Reproduce the records. Keep every word exact and include no images.
════════
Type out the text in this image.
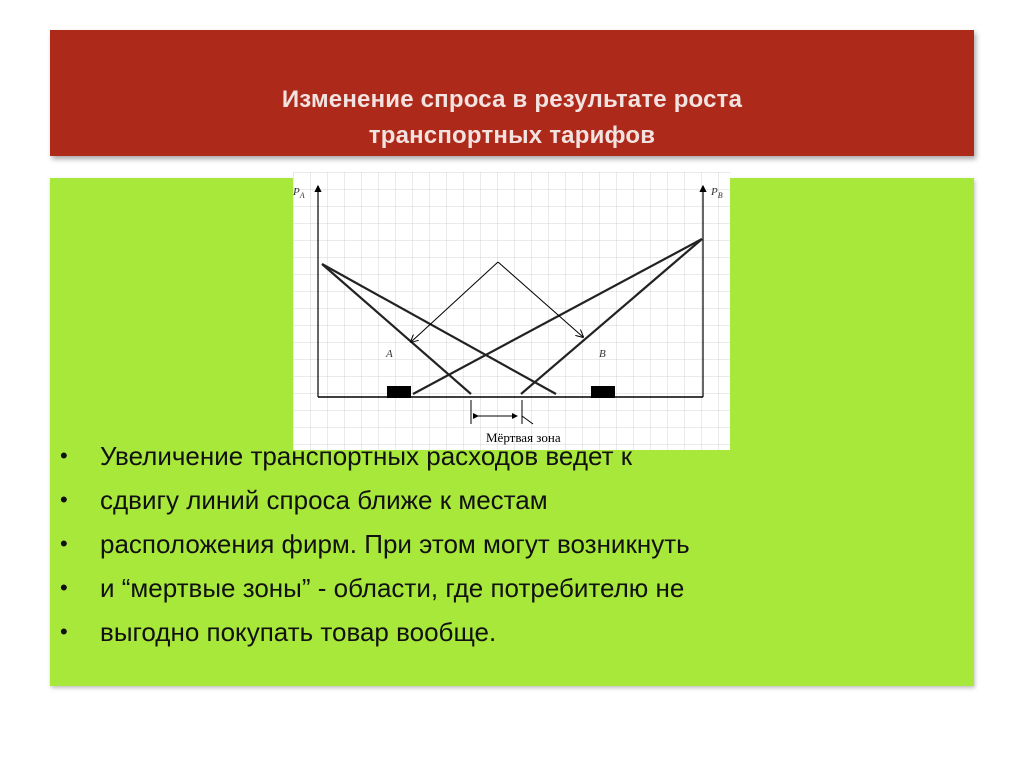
Изменение спроса в результате роста
транспортных тарифов
$P_A$	$P_B$
A	B
Мёртвая зона
• Увеличение транспортных расходов ведет к
• сдвигу линий спроса ближе к местам
• расположения фирм. При этом могут возникнуть
• и “мертвые зоны” - области, где потребителю не
• выгодно покупать товар вообще.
════════
- RESULT OF THIS TASK
Type out the text in this image.
Изменение спроса в результате роста
транспортных тарифов
$P_A$	$P_B$
A	B
Мёртвая зона
• Увеличение транспортных расходов ведет к
• сдвигу линий спроса ближе к местам
• расположения фирм. При этом могут возникнуть
• и “мертвые зоны” - области, где потребителю не
• выгодно покупать товар вообще.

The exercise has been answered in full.